• [Stated task]: Gather each line of the entries below that includes "phát".
++++ The records
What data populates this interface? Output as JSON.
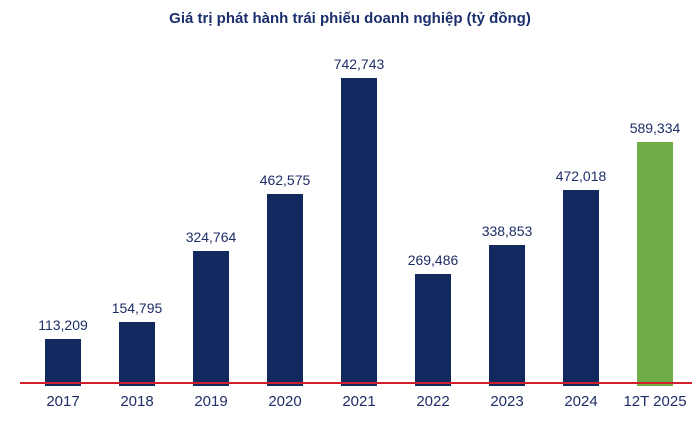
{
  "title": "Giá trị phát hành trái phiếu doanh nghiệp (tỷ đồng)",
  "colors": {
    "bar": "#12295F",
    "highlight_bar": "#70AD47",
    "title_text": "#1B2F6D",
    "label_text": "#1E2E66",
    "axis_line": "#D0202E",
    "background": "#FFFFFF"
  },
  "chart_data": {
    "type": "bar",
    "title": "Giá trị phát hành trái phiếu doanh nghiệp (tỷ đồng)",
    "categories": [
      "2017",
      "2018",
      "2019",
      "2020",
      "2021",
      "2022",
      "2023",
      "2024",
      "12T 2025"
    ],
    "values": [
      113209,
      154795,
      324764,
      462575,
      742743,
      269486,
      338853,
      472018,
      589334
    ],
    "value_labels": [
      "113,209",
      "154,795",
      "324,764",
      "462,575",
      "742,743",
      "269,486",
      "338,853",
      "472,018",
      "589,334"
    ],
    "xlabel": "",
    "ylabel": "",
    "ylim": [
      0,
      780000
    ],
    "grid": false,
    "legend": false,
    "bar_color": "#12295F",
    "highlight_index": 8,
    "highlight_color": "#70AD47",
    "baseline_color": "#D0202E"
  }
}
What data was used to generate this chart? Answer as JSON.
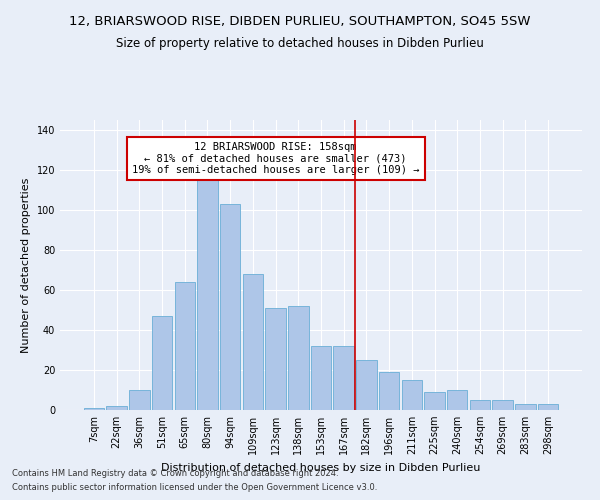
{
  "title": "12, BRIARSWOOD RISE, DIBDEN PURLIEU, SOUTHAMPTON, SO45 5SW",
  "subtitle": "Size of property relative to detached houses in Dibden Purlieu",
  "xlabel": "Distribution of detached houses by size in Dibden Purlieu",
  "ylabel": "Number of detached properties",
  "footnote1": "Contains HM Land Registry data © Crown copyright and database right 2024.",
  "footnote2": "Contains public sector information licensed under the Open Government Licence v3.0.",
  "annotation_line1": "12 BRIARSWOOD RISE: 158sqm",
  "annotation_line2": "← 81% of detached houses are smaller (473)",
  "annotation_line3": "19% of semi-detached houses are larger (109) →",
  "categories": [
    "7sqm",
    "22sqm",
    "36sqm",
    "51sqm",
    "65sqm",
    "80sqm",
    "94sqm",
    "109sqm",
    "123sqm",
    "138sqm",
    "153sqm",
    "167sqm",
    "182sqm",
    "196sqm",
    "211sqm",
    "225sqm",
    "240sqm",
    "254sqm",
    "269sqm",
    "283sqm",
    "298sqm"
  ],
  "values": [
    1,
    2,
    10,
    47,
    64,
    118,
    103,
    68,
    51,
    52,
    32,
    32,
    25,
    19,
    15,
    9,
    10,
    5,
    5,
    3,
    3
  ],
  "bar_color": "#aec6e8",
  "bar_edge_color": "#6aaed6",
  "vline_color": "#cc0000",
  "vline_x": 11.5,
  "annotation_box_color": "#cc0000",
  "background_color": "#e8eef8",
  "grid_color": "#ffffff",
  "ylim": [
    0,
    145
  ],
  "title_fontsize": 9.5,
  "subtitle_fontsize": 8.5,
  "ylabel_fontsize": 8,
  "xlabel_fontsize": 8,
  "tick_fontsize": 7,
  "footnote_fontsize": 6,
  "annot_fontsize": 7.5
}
++++++++
• [Expected answer]:
  "title": "Giá trị phát hành trái phiếu doanh nghiệp (tỷ đồng)",
    "title": "Giá trị phát hành trái phiếu doanh nghiệp (tỷ đồng)",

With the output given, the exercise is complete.